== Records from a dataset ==
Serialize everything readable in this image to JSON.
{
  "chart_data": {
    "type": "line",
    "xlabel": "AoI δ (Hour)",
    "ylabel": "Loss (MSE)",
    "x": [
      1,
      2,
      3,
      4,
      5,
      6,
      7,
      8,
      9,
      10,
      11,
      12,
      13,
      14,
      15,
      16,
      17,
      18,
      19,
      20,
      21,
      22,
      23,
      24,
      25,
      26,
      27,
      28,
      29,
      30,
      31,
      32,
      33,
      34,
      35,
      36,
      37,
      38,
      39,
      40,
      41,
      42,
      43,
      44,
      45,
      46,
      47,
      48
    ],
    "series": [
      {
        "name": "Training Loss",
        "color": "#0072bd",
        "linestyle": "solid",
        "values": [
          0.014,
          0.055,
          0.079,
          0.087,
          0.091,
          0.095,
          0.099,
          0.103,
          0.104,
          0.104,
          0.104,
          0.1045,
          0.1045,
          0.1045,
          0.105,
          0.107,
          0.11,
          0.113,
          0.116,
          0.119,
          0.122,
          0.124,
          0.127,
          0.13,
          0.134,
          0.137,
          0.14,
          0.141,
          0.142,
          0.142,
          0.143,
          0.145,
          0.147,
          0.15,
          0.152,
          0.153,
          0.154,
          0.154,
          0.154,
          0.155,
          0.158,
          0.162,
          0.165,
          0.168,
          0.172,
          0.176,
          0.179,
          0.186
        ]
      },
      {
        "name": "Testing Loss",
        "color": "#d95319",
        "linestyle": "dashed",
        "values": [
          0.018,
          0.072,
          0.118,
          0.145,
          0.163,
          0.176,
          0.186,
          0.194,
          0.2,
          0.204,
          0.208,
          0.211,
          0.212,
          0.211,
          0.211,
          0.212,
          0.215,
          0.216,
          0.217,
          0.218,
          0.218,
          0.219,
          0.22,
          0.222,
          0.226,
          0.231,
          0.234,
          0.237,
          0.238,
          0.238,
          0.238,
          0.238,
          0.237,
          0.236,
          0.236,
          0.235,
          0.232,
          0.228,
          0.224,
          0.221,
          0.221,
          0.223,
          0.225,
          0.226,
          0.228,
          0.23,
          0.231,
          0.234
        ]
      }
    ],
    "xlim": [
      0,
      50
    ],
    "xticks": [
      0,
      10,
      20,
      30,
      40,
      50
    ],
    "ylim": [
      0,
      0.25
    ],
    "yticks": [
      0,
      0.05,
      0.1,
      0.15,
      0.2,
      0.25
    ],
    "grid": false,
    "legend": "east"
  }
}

== Prompt ==
Every line above needs to be retyped exactly.

== Solved problem ==
Serialize everything readable in this image to JSON.
{
  "chart_data": {
    "type": "line",
    "xlabel": "AoI δ (Hour)",
    "ylabel": "Loss (MSE)",
    "x": [
      1,
      2,
      3,
      4,
      5,
      6,
      7,
      8,
      9,
      10,
      11,
      12,
      13,
      14,
      15,
      16,
      17,
      18,
      19,
      20,
      21,
      22,
      23,
      24,
      25,
      26,
      27,
      28,
      29,
      30,
      31,
      32,
      33,
      34,
      35,
      36,
      37,
      38,
      39,
      40,
      41,
      42,
      43,
      44,
      45,
      46,
      47,
      48
    ],
    "series": [
      {
        "name": "Training Loss",
        "color": "#0072bd",
        "linestyle": "solid",
        "values": [
          0.014,
          0.055,
          0.079,
          0.087,
          0.091,
          0.095,
          0.099,
          0.103,
          0.104,
          0.104,
          0.104,
          0.1045,
          0.1045,
          0.1045,
          0.105,
          0.107,
          0.11,
          0.113,
          0.116,
          0.119,
          0.122,
          0.124,
          0.127,
          0.13,
          0.134,
          0.137,
          0.14,
          0.141,
          0.142,
          0.142,
          0.143,
          0.145,
          0.147,
          0.15,
          0.152,
          0.153,
          0.154,
          0.154,
          0.154,
          0.155,
          0.158,
          0.162,
          0.165,
          0.168,
          0.172,
          0.176,
          0.179,
          0.186
        ]
      },
      {
        "name": "Testing Loss",
        "color": "#d95319",
        "linestyle": "dashed",
        "values": [
          0.018,
          0.072,
          0.118,
          0.145,
          0.163,
          0.176,
          0.186,
          0.194,
          0.2,
          0.204,
          0.208,
          0.211,
          0.212,
          0.211,
          0.211,
          0.212,
          0.215,
          0.216,
          0.217,
          0.218,
          0.218,
          0.219,
          0.22,
          0.222,
          0.226,
          0.231,
          0.234,
          0.237,
          0.238,
          0.238,
          0.238,
          0.238,
          0.237,
          0.236,
          0.236,
          0.235,
          0.232,
          0.228,
          0.224,
          0.221,
          0.221,
          0.223,
          0.225,
          0.226,
          0.228,
          0.23,
          0.231,
          0.234
        ]
      }
    ],
    "xlim": [
      0,
      50
    ],
    "xticks": [
      0,
      10,
      20,
      30,
      40,
      50
    ],
    "ylim": [
      0,
      0.25
    ],
    "yticks": [
      0,
      0.05,
      0.1,
      0.15,
      0.2,
      0.25
    ],
    "grid": false,
    "legend": "east"
  }
}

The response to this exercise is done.